Exercise goal:
Retype every entry in its entirety, without alteration.

Records to process:
========

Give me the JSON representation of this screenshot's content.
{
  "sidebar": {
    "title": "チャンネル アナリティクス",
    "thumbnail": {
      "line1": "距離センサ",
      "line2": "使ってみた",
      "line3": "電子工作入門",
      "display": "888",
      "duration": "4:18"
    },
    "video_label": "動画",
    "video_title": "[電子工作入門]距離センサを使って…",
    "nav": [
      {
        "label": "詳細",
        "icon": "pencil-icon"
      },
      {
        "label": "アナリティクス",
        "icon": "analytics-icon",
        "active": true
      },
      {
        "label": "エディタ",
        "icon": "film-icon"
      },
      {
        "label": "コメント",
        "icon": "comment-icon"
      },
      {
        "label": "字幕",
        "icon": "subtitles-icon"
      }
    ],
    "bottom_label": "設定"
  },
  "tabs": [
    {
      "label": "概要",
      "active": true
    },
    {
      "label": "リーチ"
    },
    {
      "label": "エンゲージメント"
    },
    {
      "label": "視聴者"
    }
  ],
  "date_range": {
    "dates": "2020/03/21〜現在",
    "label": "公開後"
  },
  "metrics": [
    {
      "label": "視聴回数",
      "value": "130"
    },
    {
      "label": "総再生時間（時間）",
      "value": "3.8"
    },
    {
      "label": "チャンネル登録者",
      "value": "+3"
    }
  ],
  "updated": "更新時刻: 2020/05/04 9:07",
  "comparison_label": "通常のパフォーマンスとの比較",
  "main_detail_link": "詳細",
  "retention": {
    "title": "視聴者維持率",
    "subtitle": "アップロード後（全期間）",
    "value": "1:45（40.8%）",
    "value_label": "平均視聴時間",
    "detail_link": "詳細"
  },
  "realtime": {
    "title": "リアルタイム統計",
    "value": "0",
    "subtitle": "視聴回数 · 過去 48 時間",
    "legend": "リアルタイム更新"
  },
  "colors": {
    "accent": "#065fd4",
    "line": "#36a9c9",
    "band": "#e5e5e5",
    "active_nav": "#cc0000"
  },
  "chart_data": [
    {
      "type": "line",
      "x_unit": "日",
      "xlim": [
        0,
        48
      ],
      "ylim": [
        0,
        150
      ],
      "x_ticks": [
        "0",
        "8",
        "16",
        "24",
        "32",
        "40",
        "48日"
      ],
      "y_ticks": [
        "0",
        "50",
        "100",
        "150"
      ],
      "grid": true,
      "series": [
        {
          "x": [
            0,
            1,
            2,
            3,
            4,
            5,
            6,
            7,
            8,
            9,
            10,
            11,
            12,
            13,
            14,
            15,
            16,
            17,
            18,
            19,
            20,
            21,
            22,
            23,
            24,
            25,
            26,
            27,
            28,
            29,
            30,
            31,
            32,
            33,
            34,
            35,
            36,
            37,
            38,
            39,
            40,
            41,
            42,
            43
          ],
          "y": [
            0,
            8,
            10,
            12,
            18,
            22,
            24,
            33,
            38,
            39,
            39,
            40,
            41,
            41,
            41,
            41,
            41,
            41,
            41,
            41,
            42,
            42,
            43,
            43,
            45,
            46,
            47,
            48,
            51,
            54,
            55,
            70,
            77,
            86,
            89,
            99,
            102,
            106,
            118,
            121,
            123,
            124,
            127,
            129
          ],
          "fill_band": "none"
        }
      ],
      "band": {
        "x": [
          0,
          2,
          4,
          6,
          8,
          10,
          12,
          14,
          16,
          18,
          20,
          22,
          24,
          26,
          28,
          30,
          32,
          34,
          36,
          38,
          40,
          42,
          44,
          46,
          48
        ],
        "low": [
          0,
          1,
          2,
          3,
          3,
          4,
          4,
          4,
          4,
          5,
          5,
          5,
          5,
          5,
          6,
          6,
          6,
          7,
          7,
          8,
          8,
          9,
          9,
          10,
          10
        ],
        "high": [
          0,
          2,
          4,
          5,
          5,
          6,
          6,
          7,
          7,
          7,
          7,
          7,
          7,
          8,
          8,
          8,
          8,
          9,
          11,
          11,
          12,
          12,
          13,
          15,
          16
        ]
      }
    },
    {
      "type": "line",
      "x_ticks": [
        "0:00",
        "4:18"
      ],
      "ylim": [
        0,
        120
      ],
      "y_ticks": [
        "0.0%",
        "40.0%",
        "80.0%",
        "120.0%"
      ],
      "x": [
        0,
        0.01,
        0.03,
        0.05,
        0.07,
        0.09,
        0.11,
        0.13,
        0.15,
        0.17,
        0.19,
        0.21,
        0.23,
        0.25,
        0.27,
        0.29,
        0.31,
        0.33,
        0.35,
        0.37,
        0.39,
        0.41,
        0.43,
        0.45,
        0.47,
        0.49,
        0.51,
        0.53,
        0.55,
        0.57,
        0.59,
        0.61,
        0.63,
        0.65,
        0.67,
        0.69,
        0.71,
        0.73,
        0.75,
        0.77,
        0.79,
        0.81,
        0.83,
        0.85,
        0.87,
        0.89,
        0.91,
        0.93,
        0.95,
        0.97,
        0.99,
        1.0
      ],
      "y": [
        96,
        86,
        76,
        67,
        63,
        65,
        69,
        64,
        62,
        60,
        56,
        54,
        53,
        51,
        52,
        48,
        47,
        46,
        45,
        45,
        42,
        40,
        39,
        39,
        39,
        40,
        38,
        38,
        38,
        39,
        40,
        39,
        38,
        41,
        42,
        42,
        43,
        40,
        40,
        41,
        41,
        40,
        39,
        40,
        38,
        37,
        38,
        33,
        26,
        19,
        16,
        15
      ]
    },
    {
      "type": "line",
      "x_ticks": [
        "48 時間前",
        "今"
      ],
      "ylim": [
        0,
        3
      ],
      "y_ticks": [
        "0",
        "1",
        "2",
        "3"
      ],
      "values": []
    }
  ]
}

========

Correct response:
Give me the JSON representation of this screenshot's content.
{
  "sidebar": {
    "title": "チャンネル アナリティクス",
    "thumbnail": {
      "line1": "距離センサ",
      "line2": "使ってみた",
      "line3": "電子工作入門",
      "display": "888",
      "duration": "4:18"
    },
    "video_label": "動画",
    "video_title": "[電子工作入門]距離センサを使って…",
    "nav": [
      {
        "label": "詳細",
        "icon": "pencil-icon"
      },
      {
        "label": "アナリティクス",
        "icon": "analytics-icon",
        "active": true
      },
      {
        "label": "エディタ",
        "icon": "film-icon"
      },
      {
        "label": "コメント",
        "icon": "comment-icon"
      },
      {
        "label": "字幕",
        "icon": "subtitles-icon"
      }
    ],
    "bottom_label": "設定"
  },
  "tabs": [
    {
      "label": "概要",
      "active": true
    },
    {
      "label": "リーチ"
    },
    {
      "label": "エンゲージメント"
    },
    {
      "label": "視聴者"
    }
  ],
  "date_range": {
    "dates": "2020/03/21〜現在",
    "label": "公開後"
  },
  "metrics": [
    {
      "label": "視聴回数",
      "value": "130"
    },
    {
      "label": "総再生時間（時間）",
      "value": "3.8"
    },
    {
      "label": "チャンネル登録者",
      "value": "+3"
    }
  ],
  "updated": "更新時刻: 2020/05/04 9:07",
  "comparison_label": "通常のパフォーマンスとの比較",
  "main_detail_link": "詳細",
  "retention": {
    "title": "視聴者維持率",
    "subtitle": "アップロード後（全期間）",
    "value": "1:45（40.8%）",
    "value_label": "平均視聴時間",
    "detail_link": "詳細"
  },
  "realtime": {
    "title": "リアルタイム統計",
    "value": "0",
    "subtitle": "視聴回数 · 過去 48 時間",
    "legend": "リアルタイム更新"
  },
  "colors": {
    "accent": "#065fd4",
    "line": "#36a9c9",
    "band": "#e5e5e5",
    "active_nav": "#cc0000"
  },
  "chart_data": [
    {
      "type": "line",
      "x_unit": "日",
      "xlim": [
        0,
        48
      ],
      "ylim": [
        0,
        150
      ],
      "x_ticks": [
        "0",
        "8",
        "16",
        "24",
        "32",
        "40",
        "48日"
      ],
      "y_ticks": [
        "0",
        "50",
        "100",
        "150"
      ],
      "grid": true,
      "series": [
        {
          "x": [
            0,
            1,
            2,
            3,
            4,
            5,
            6,
            7,
            8,
            9,
            10,
            11,
            12,
            13,
            14,
            15,
            16,
            17,
            18,
            19,
            20,
            21,
            22,
            23,
            24,
            25,
            26,
            27,
            28,
            29,
            30,
            31,
            32,
            33,
            34,
            35,
            36,
            37,
            38,
            39,
            40,
            41,
            42,
            43
          ],
          "y": [
            0,
            8,
            10,
            12,
            18,
            22,
            24,
            33,
            38,
            39,
            39,
            40,
            41,
            41,
            41,
            41,
            41,
            41,
            41,
            41,
            42,
            42,
            43,
            43,
            45,
            46,
            47,
            48,
            51,
            54,
            55,
            70,
            77,
            86,
            89,
            99,
            102,
            106,
            118,
            121,
            123,
            124,
            127,
            129
          ],
          "fill_band": "none"
        }
      ],
      "band": {
        "x": [
          0,
          2,
          4,
          6,
          8,
          10,
          12,
          14,
          16,
          18,
          20,
          22,
          24,
          26,
          28,
          30,
          32,
          34,
          36,
          38,
          40,
          42,
          44,
          46,
          48
        ],
        "low": [
          0,
          1,
          2,
          3,
          3,
          4,
          4,
          4,
          4,
          5,
          5,
          5,
          5,
          5,
          6,
          6,
          6,
          7,
          7,
          8,
          8,
          9,
          9,
          10,
          10
        ],
        "high": [
          0,
          2,
          4,
          5,
          5,
          6,
          6,
          7,
          7,
          7,
          7,
          7,
          7,
          8,
          8,
          8,
          8,
          9,
          11,
          11,
          12,
          12,
          13,
          15,
          16
        ]
      }
    },
    {
      "type": "line",
      "x_ticks": [
        "0:00",
        "4:18"
      ],
      "ylim": [
        0,
        120
      ],
      "y_ticks": [
        "0.0%",
        "40.0%",
        "80.0%",
        "120.0%"
      ],
      "x": [
        0,
        0.01,
        0.03,
        0.05,
        0.07,
        0.09,
        0.11,
        0.13,
        0.15,
        0.17,
        0.19,
        0.21,
        0.23,
        0.25,
        0.27,
        0.29,
        0.31,
        0.33,
        0.35,
        0.37,
        0.39,
        0.41,
        0.43,
        0.45,
        0.47,
        0.49,
        0.51,
        0.53,
        0.55,
        0.57,
        0.59,
        0.61,
        0.63,
        0.65,
        0.67,
        0.69,
        0.71,
        0.73,
        0.75,
        0.77,
        0.79,
        0.81,
        0.83,
        0.85,
        0.87,
        0.89,
        0.91,
        0.93,
        0.95,
        0.97,
        0.99,
        1.0
      ],
      "y": [
        96,
        86,
        76,
        67,
        63,
        65,
        69,
        64,
        62,
        60,
        56,
        54,
        53,
        51,
        52,
        48,
        47,
        46,
        45,
        45,
        42,
        40,
        39,
        39,
        39,
        40,
        38,
        38,
        38,
        39,
        40,
        39,
        38,
        41,
        42,
        42,
        43,
        40,
        40,
        41,
        41,
        40,
        39,
        40,
        38,
        37,
        38,
        33,
        26,
        19,
        16,
        15
      ]
    },
    {
      "type": "line",
      "x_ticks": [
        "48 時間前",
        "今"
      ],
      "ylim": [
        0,
        3
      ],
      "y_ticks": [
        "0",
        "1",
        "2",
        "3"
      ],
      "values": []
    }
  ]
}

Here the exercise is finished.